__Dataset excerpts__
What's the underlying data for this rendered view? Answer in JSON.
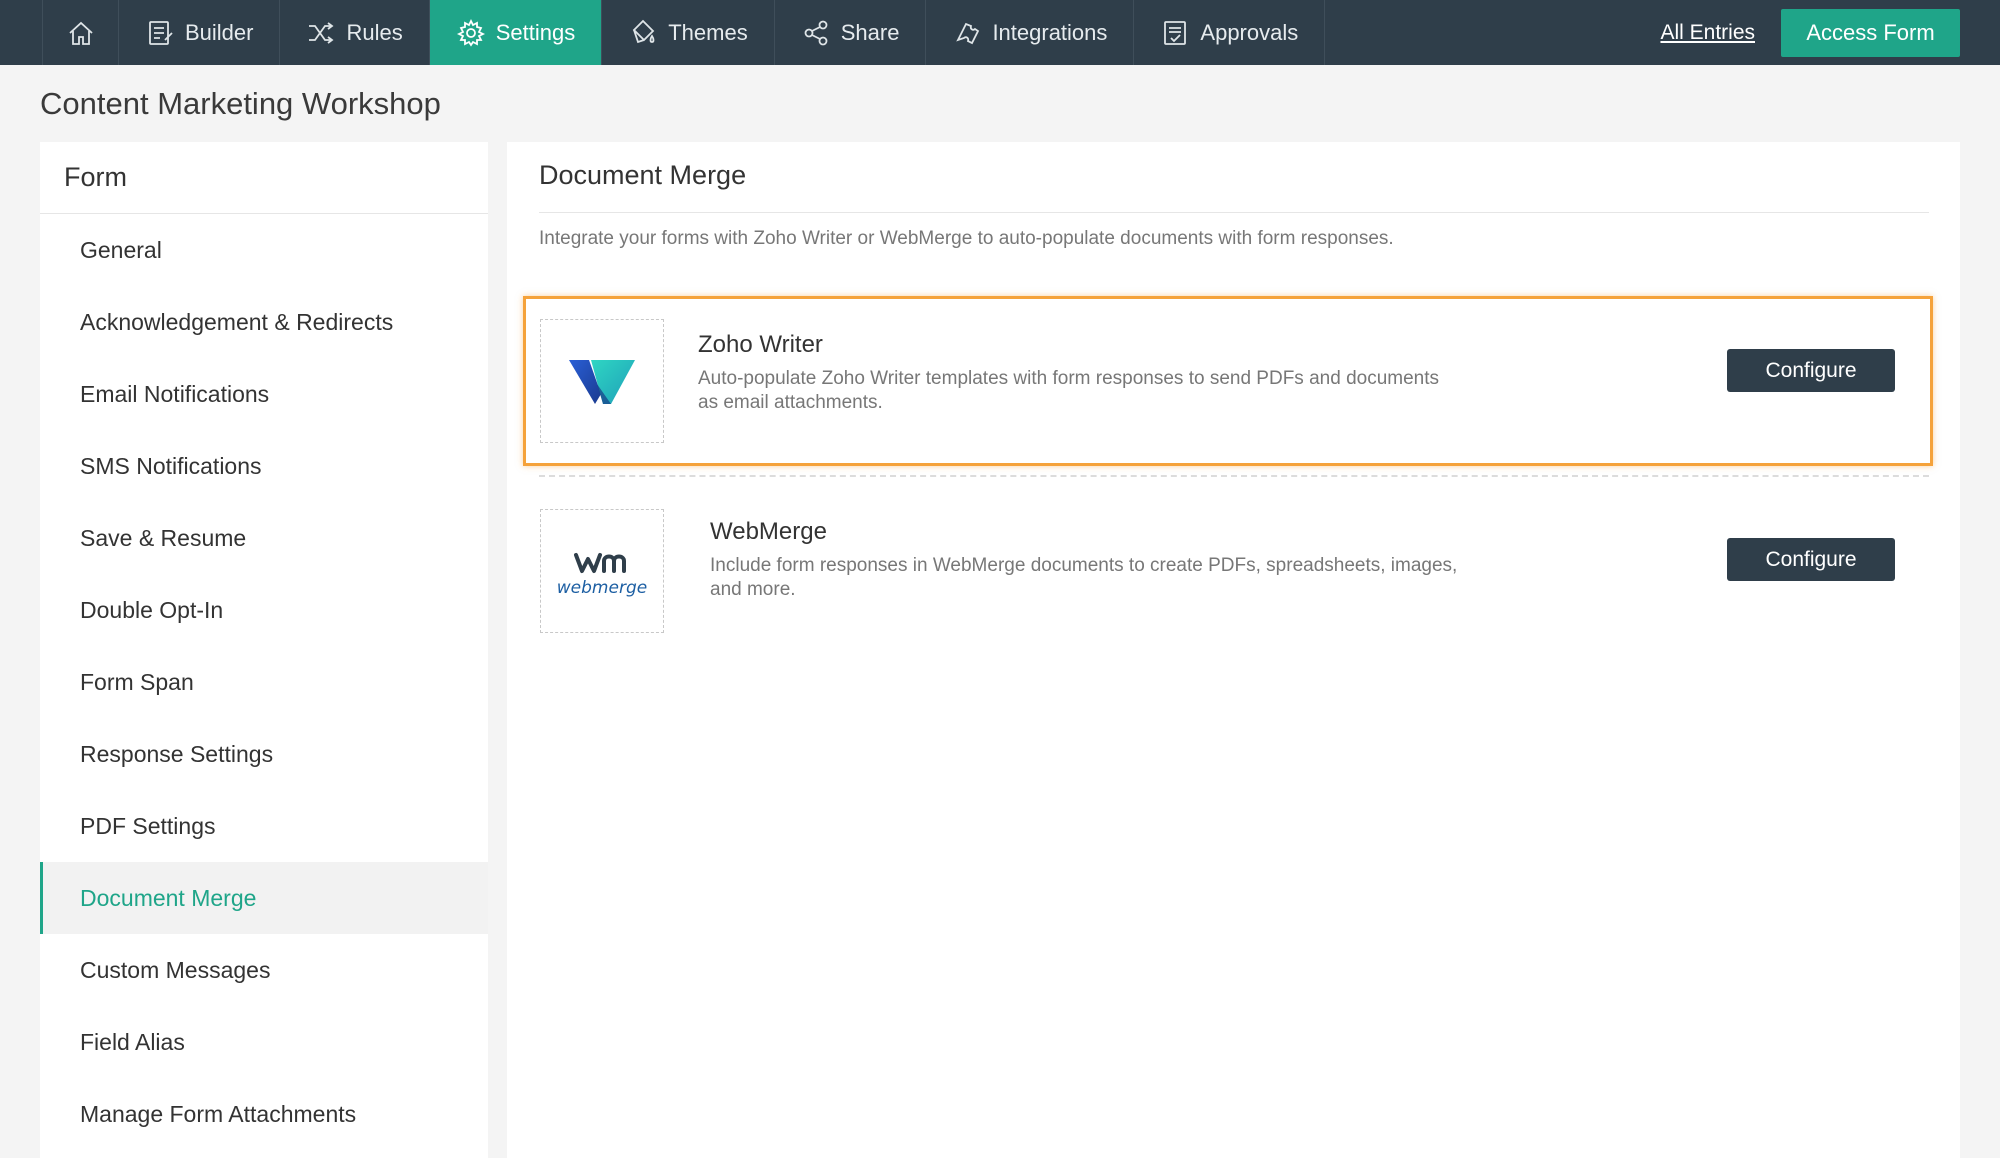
{
  "nav": {
    "items": [
      {
        "label": "Builder"
      },
      {
        "label": "Rules"
      },
      {
        "label": "Settings"
      },
      {
        "label": "Themes"
      },
      {
        "label": "Share"
      },
      {
        "label": "Integrations"
      },
      {
        "label": "Approvals"
      }
    ],
    "all_entries": "All Entries",
    "access_form": "Access Form"
  },
  "page": {
    "title": "Content Marketing Workshop"
  },
  "sidebar": {
    "heading": "Form",
    "items": [
      {
        "label": "General"
      },
      {
        "label": "Acknowledgement & Redirects"
      },
      {
        "label": "Email Notifications"
      },
      {
        "label": "SMS Notifications"
      },
      {
        "label": "Save & Resume"
      },
      {
        "label": "Double Opt-In"
      },
      {
        "label": "Form Span"
      },
      {
        "label": "Response Settings"
      },
      {
        "label": "PDF Settings"
      },
      {
        "label": "Document Merge"
      },
      {
        "label": "Custom Messages"
      },
      {
        "label": "Field Alias"
      },
      {
        "label": "Manage Form Attachments"
      }
    ]
  },
  "main": {
    "title": "Document Merge",
    "description": "Integrate your forms with Zoho Writer or WebMerge to auto-populate documents with form responses.",
    "integrations": [
      {
        "name": "Zoho Writer",
        "description": "Auto-populate Zoho Writer templates with form responses to send PDFs and documents as email attachments.",
        "button": "Configure"
      },
      {
        "name": "WebMerge",
        "description": "Include form responses in WebMerge documents to create PDFs, spreadsheets, images, and more.",
        "button": "Configure",
        "logo_text": "webmerge"
      }
    ]
  },
  "colors": {
    "accent": "#1fa589",
    "nav_bg": "#2f3e4a",
    "highlight": "#f5a23a"
  }
}
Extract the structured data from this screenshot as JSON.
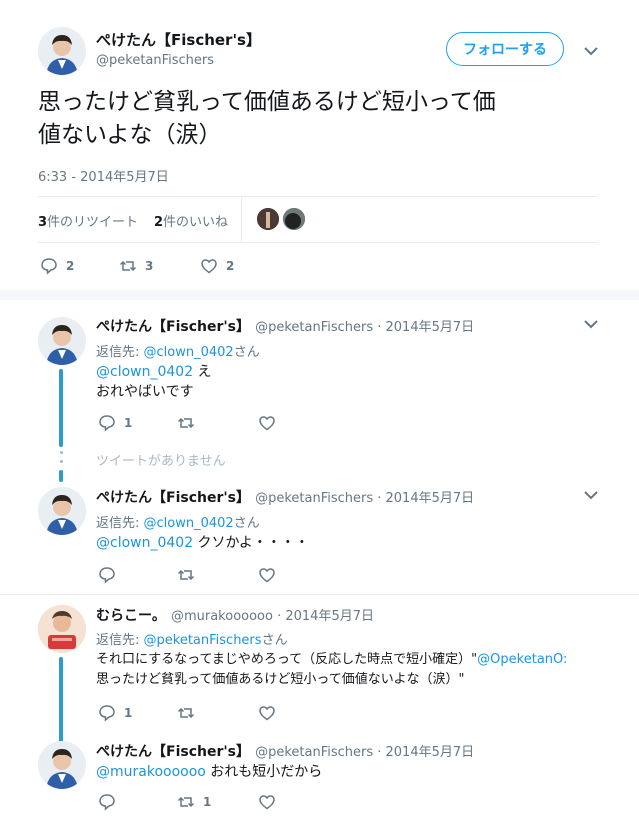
{
  "main_tweet": {
    "name": "ぺけたん【Fischer's】",
    "handle": "@peketanFischers",
    "follow_label": "フォローする",
    "text_line1": "思ったけど貧乳って価値あるけど短小って価",
    "text_line2": "値ないよな（涙）",
    "timestamp": "6:33 - 2014年5月7日",
    "retweets_num": "3",
    "retweets_label": "件のリツイート",
    "likes_num": "2",
    "likes_label": "件のいいね",
    "reply_count": "2",
    "retweet_count": "3",
    "like_count": "2"
  },
  "replies": [
    {
      "name": "ぺけたん【Fischer's】",
      "meta": "@peketanFischers · 2014年5月7日",
      "reply_to_prefix": "返信先: ",
      "reply_to_handle": "@clown_0402",
      "reply_to_suffix": "さん",
      "mention": "@clown_0402",
      "text_after_mention": " え",
      "text_line2": "おれやばいです",
      "reply_count": "1",
      "retweet_count": "",
      "like_count": ""
    },
    {
      "name": "ぺけたん【Fischer's】",
      "meta": "@peketanFischers · 2014年5月7日",
      "reply_to_prefix": "返信先: ",
      "reply_to_handle": "@clown_0402",
      "reply_to_suffix": "さん",
      "mention": "@clown_0402",
      "text_after_mention": " クソかよ・・・・",
      "reply_count": "",
      "retweet_count": "",
      "like_count": ""
    },
    {
      "name": "むらこー。",
      "meta": "@murakoooooo · 2014年5月7日",
      "reply_to_prefix": "返信先: ",
      "reply_to_handle": "@peketanFischers",
      "reply_to_suffix": "さん",
      "text_line1_a": "それ口にするなってまじやめろって（反応した時点で短小確定）\"",
      "text_line1_link": "@OpeketanO:",
      "text_line2": "思ったけど貧乳って価値あるけど短小って価値ないよな（涙）\"",
      "reply_count": "1",
      "retweet_count": "",
      "like_count": ""
    },
    {
      "name": "ぺけたん【Fischer's】",
      "meta": "@peketanFischers · 2014年5月7日",
      "mention": "@murakoooooo",
      "text_after_mention": " おれも短小だから",
      "reply_count": "",
      "retweet_count": "1",
      "like_count": ""
    }
  ],
  "unavailable_text": "ツイートがありません",
  "colors": {
    "link": "#1b95e0",
    "thread": "#2b9bd2",
    "muted": "#657786"
  }
}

__Problem__
Only the lines from the one containing "Extract the structured" through the end of the listing are to be quoted, exactly and with both ends included; pictures are left out.

__Result below__
Extract the structured data from this screenshot as JSON.
{
  "main_tweet": {
    "name": "ぺけたん【Fischer's】",
    "handle": "@peketanFischers",
    "follow_label": "フォローする",
    "text_line1": "思ったけど貧乳って価値あるけど短小って価",
    "text_line2": "値ないよな（涙）",
    "timestamp": "6:33 - 2014年5月7日",
    "retweets_num": "3",
    "retweets_label": "件のリツイート",
    "likes_num": "2",
    "likes_label": "件のいいね",
    "reply_count": "2",
    "retweet_count": "3",
    "like_count": "2"
  },
  "replies": [
    {
      "name": "ぺけたん【Fischer's】",
      "meta": "@peketanFischers · 2014年5月7日",
      "reply_to_prefix": "返信先: ",
      "reply_to_handle": "@clown_0402",
      "reply_to_suffix": "さん",
      "mention": "@clown_0402",
      "text_after_mention": " え",
      "text_line2": "おれやばいです",
      "reply_count": "1",
      "retweet_count": "",
      "like_count": ""
    },
    {
      "name": "ぺけたん【Fischer's】",
      "meta": "@peketanFischers · 2014年5月7日",
      "reply_to_prefix": "返信先: ",
      "reply_to_handle": "@clown_0402",
      "reply_to_suffix": "さん",
      "mention": "@clown_0402",
      "text_after_mention": " クソかよ・・・・",
      "reply_count": "",
      "retweet_count": "",
      "like_count": ""
    },
    {
      "name": "むらこー。",
      "meta": "@murakoooooo · 2014年5月7日",
      "reply_to_prefix": "返信先: ",
      "reply_to_handle": "@peketanFischers",
      "reply_to_suffix": "さん",
      "text_line1_a": "それ口にするなってまじやめろって（反応した時点で短小確定）\"",
      "text_line1_link": "@OpeketanO:",
      "text_line2": "思ったけど貧乳って価値あるけど短小って価値ないよな（涙）\"",
      "reply_count": "1",
      "retweet_count": "",
      "like_count": ""
    },
    {
      "name": "ぺけたん【Fischer's】",
      "meta": "@peketanFischers · 2014年5月7日",
      "mention": "@murakoooooo",
      "text_after_mention": " おれも短小だから",
      "reply_count": "",
      "retweet_count": "1",
      "like_count": ""
    }
  ],
  "unavailable_text": "ツイートがありません",
  "colors": {
    "link": "#1b95e0",
    "thread": "#2b9bd2",
    "muted": "#657786"
  }
}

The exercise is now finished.